Give only the number of lines in the data that contain the word "LOCK".

_Records to use_
┌──
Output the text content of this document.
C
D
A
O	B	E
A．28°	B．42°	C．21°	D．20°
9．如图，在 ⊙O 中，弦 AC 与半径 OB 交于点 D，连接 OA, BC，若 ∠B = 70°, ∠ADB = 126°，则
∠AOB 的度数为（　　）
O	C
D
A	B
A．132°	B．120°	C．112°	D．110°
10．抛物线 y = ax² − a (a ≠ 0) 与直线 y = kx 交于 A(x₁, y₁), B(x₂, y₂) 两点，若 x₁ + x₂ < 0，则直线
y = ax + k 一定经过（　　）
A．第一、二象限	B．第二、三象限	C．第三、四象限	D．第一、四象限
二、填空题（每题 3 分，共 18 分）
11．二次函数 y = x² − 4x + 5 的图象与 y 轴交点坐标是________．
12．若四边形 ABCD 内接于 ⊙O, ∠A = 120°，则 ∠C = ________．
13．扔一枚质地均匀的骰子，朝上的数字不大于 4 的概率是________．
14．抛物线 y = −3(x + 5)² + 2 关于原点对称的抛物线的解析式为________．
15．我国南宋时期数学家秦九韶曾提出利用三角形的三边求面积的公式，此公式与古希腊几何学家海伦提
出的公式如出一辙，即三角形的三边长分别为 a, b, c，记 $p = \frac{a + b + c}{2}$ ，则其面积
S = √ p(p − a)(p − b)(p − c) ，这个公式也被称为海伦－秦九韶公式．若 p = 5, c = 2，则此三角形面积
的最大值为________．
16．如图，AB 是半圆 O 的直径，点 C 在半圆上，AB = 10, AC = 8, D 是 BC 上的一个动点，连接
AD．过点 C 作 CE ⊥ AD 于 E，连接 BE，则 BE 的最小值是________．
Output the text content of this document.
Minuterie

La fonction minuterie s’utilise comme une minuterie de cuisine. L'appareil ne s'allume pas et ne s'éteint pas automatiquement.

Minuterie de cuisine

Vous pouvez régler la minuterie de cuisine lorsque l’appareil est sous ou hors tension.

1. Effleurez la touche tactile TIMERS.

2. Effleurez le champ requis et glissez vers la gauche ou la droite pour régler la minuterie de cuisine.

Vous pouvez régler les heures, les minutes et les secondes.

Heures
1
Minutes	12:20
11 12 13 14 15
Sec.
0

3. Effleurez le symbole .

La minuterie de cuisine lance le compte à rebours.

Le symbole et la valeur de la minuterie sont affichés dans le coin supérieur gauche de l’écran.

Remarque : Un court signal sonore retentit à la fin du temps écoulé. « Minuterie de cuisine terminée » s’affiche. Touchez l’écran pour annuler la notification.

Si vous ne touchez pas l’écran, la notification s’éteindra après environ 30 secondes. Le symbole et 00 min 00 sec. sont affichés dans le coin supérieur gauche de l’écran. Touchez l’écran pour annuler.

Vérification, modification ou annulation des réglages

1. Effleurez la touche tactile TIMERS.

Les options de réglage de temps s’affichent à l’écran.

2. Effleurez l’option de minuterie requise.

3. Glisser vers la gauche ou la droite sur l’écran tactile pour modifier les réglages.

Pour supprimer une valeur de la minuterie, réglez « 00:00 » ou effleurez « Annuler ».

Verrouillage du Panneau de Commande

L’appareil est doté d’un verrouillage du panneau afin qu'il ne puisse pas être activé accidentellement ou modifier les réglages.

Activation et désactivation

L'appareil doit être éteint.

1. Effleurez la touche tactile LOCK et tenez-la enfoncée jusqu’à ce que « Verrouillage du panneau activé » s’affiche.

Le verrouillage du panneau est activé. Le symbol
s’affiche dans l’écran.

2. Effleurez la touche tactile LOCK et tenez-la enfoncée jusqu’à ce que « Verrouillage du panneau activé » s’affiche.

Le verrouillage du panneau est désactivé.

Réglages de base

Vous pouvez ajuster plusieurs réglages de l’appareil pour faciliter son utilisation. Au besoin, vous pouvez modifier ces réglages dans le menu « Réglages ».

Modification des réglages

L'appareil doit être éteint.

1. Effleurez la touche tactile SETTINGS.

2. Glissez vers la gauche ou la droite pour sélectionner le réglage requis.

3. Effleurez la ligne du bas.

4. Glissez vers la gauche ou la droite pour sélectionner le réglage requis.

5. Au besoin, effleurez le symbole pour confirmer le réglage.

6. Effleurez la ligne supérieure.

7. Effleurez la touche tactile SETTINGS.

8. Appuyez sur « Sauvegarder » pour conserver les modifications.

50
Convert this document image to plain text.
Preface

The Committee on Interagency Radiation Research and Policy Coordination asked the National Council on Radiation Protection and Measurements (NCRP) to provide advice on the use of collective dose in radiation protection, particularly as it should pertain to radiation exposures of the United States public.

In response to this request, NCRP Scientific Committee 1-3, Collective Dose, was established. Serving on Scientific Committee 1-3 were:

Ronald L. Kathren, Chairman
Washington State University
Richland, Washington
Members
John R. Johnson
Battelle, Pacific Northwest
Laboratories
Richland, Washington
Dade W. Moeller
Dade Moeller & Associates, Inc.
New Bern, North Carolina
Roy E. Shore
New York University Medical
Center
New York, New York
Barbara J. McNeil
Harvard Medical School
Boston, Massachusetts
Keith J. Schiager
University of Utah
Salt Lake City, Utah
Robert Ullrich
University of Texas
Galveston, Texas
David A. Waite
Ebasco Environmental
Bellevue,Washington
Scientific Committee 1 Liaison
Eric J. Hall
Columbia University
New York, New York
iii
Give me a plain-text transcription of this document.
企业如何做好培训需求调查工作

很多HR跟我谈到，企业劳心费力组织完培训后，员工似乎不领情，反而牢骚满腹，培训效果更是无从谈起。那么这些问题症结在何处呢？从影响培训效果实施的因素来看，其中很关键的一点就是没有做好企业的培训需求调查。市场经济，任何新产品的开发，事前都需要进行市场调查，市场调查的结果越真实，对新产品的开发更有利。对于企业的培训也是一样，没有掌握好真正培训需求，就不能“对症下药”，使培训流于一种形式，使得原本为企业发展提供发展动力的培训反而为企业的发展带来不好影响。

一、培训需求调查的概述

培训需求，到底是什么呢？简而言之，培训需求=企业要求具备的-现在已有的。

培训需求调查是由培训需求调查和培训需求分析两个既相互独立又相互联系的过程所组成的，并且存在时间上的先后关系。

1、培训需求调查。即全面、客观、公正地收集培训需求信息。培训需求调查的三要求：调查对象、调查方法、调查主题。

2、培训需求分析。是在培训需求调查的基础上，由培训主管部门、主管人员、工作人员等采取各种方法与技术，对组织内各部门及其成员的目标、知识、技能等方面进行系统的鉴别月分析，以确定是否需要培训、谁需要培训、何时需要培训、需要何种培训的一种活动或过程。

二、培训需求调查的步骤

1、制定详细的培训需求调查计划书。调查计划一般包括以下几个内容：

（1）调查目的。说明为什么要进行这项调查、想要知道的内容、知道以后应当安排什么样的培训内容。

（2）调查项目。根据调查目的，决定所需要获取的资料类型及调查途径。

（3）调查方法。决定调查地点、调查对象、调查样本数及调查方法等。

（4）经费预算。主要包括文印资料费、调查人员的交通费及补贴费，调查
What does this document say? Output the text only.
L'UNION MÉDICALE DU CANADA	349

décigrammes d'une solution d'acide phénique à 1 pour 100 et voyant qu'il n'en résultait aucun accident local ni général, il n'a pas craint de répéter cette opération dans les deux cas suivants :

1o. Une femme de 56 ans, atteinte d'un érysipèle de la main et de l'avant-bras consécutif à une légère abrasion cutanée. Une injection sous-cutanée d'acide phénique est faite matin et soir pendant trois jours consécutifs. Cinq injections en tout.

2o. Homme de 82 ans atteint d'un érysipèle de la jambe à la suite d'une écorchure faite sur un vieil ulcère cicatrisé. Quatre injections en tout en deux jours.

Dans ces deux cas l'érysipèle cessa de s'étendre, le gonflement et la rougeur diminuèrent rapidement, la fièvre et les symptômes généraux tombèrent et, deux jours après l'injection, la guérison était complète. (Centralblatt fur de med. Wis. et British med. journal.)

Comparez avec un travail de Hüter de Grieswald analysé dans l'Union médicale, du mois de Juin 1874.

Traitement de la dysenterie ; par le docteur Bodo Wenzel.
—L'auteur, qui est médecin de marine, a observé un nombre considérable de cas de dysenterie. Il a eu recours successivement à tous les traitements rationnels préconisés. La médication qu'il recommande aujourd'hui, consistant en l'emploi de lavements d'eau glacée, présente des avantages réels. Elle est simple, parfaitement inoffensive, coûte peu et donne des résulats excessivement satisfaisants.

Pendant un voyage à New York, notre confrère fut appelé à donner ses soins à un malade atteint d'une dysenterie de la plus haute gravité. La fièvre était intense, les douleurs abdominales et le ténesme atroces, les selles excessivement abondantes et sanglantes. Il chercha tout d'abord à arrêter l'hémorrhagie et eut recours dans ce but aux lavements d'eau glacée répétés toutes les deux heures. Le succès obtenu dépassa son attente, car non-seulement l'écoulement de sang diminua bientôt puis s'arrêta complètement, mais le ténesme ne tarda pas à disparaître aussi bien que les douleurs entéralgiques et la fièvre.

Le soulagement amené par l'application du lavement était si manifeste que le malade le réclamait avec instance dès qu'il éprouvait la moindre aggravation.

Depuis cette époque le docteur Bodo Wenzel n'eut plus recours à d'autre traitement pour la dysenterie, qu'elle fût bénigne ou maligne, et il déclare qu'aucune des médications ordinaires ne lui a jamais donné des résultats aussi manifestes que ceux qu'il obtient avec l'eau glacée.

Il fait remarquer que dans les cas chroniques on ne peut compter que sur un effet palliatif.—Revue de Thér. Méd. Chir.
└──
_Complete answer_
2